**Set exercise:** Each entry that follows is to be retyped exactly. Pictures do not belong in the copy.

**Dataset excerpts:**
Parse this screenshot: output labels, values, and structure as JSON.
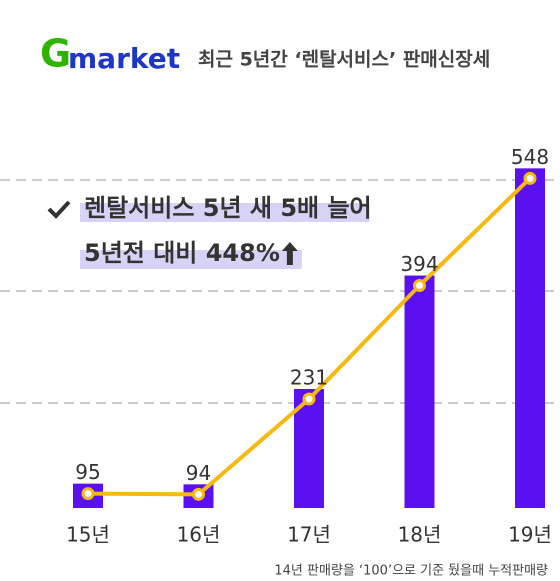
{
  "brand": [
    "G",
    "market"
  ],
  "chart_data": {
    "type": "bar",
    "title": "최근 5년간 ‘렌탈서비스’ 판매신장세",
    "annotations": [
      "렌탈서비스 5년 새 5배 늘어",
      "5년전 대비 448%"
    ],
    "categories": [
      "15년",
      "16년",
      "17년",
      "18년",
      "19년"
    ],
    "values": [
      95,
      94,
      231,
      394,
      548
    ],
    "color": "#5b10f2",
    "line_color": "#f7b90f",
    "ylim": [
      60,
      560
    ],
    "note": "14년 판매량을 ‘100’으로 기준 뒀을때 누적판매량"
  }
}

**Correct answer:**
Parse this screenshot: output labels, values, and structure as JSON.
{
  "brand": [
    "G",
    "market"
  ],
  "chart_data": {
    "type": "bar",
    "title": "최근 5년간 ‘렌탈서비스’ 판매신장세",
    "annotations": [
      "렌탈서비스 5년 새 5배 늘어",
      "5년전 대비 448%"
    ],
    "categories": [
      "15년",
      "16년",
      "17년",
      "18년",
      "19년"
    ],
    "values": [
      95,
      94,
      231,
      394,
      548
    ],
    "color": "#5b10f2",
    "line_color": "#f7b90f",
    "ylim": [
      60,
      560
    ],
    "note": "14년 판매량을 ‘100’으로 기준 뒀을때 누적판매량"
  }
}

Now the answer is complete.